• WHAT YOU HAVE TO DO: Below is a block of data; give all of it again word for word.

• SUPPLIED RECORDS:
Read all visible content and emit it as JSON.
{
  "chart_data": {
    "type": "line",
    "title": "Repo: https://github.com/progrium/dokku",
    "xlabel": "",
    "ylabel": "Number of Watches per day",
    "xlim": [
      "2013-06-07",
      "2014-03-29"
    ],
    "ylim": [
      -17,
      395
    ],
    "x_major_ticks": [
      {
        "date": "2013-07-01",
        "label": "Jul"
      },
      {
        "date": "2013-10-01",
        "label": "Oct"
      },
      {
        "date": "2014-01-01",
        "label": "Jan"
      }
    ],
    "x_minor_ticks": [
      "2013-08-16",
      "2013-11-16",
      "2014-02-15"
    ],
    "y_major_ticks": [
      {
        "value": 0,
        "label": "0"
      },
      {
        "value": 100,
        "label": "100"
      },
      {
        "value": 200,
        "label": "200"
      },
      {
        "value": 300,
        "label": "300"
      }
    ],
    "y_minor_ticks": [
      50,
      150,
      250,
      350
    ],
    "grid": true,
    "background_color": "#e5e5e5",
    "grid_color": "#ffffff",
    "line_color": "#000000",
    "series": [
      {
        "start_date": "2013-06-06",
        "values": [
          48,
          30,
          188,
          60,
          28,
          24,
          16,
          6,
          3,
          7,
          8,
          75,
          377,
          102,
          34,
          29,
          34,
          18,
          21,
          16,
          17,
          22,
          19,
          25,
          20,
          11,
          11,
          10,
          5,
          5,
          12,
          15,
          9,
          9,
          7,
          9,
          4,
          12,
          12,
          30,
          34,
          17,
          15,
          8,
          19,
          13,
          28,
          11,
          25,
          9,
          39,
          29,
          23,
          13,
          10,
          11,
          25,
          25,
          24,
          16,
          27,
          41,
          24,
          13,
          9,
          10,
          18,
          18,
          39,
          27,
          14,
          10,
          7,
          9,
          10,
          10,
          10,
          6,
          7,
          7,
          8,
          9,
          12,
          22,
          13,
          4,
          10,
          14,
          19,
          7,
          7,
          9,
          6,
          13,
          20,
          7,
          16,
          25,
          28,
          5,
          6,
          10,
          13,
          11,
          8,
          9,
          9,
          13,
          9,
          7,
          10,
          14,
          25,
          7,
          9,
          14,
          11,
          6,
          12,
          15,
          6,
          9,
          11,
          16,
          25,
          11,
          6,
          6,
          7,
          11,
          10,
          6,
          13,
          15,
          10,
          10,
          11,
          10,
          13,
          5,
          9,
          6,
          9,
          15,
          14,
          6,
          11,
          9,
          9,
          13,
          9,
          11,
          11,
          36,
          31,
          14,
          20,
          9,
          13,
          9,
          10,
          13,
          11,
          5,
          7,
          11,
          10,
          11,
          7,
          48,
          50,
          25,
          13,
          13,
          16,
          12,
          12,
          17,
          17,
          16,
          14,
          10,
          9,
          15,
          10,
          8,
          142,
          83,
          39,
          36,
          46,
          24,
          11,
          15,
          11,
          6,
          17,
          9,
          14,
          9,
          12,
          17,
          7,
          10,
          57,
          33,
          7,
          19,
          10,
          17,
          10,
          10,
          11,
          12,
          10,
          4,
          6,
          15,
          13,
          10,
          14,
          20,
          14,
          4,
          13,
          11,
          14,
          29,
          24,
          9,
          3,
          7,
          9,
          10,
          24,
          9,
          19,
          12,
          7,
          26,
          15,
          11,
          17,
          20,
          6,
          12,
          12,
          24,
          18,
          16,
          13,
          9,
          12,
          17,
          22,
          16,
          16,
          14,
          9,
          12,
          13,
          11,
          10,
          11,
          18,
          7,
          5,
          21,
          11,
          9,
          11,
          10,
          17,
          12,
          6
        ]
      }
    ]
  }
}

• TASK RESULT:
Read all visible content and emit it as JSON.
{
  "chart_data": {
    "type": "line",
    "title": "Repo: https://github.com/progrium/dokku",
    "xlabel": "",
    "ylabel": "Number of Watches per day",
    "xlim": [
      "2013-06-07",
      "2014-03-29"
    ],
    "ylim": [
      -17,
      395
    ],
    "x_major_ticks": [
      {
        "date": "2013-07-01",
        "label": "Jul"
      },
      {
        "date": "2013-10-01",
        "label": "Oct"
      },
      {
        "date": "2014-01-01",
        "label": "Jan"
      }
    ],
    "x_minor_ticks": [
      "2013-08-16",
      "2013-11-16",
      "2014-02-15"
    ],
    "y_major_ticks": [
      {
        "value": 0,
        "label": "0"
      },
      {
        "value": 100,
        "label": "100"
      },
      {
        "value": 200,
        "label": "200"
      },
      {
        "value": 300,
        "label": "300"
      }
    ],
    "y_minor_ticks": [
      50,
      150,
      250,
      350
    ],
    "grid": true,
    "background_color": "#e5e5e5",
    "grid_color": "#ffffff",
    "line_color": "#000000",
    "series": [
      {
        "start_date": "2013-06-06",
        "values": [
          48,
          30,
          188,
          60,
          28,
          24,
          16,
          6,
          3,
          7,
          8,
          75,
          377,
          102,
          34,
          29,
          34,
          18,
          21,
          16,
          17,
          22,
          19,
          25,
          20,
          11,
          11,
          10,
          5,
          5,
          12,
          15,
          9,
          9,
          7,
          9,
          4,
          12,
          12,
          30,
          34,
          17,
          15,
          8,
          19,
          13,
          28,
          11,
          25,
          9,
          39,
          29,
          23,
          13,
          10,
          11,
          25,
          25,
          24,
          16,
          27,
          41,
          24,
          13,
          9,
          10,
          18,
          18,
          39,
          27,
          14,
          10,
          7,
          9,
          10,
          10,
          10,
          6,
          7,
          7,
          8,
          9,
          12,
          22,
          13,
          4,
          10,
          14,
          19,
          7,
          7,
          9,
          6,
          13,
          20,
          7,
          16,
          25,
          28,
          5,
          6,
          10,
          13,
          11,
          8,
          9,
          9,
          13,
          9,
          7,
          10,
          14,
          25,
          7,
          9,
          14,
          11,
          6,
          12,
          15,
          6,
          9,
          11,
          16,
          25,
          11,
          6,
          6,
          7,
          11,
          10,
          6,
          13,
          15,
          10,
          10,
          11,
          10,
          13,
          5,
          9,
          6,
          9,
          15,
          14,
          6,
          11,
          9,
          9,
          13,
          9,
          11,
          11,
          36,
          31,
          14,
          20,
          9,
          13,
          9,
          10,
          13,
          11,
          5,
          7,
          11,
          10,
          11,
          7,
          48,
          50,
          25,
          13,
          13,
          16,
          12,
          12,
          17,
          17,
          16,
          14,
          10,
          9,
          15,
          10,
          8,
          142,
          83,
          39,
          36,
          46,
          24,
          11,
          15,
          11,
          6,
          17,
          9,
          14,
          9,
          12,
          17,
          7,
          10,
          57,
          33,
          7,
          19,
          10,
          17,
          10,
          10,
          11,
          12,
          10,
          4,
          6,
          15,
          13,
          10,
          14,
          20,
          14,
          4,
          13,
          11,
          14,
          29,
          24,
          9,
          3,
          7,
          9,
          10,
          24,
          9,
          19,
          12,
          7,
          26,
          15,
          11,
          17,
          20,
          6,
          12,
          12,
          24,
          18,
          16,
          13,
          9,
          12,
          17,
          22,
          16,
          16,
          14,
          9,
          12,
          13,
          11,
          10,
          11,
          18,
          7,
          5,
          21,
          11,
          9,
          11,
          10,
          17,
          12,
          6
        ]
      }
    ]
  }
}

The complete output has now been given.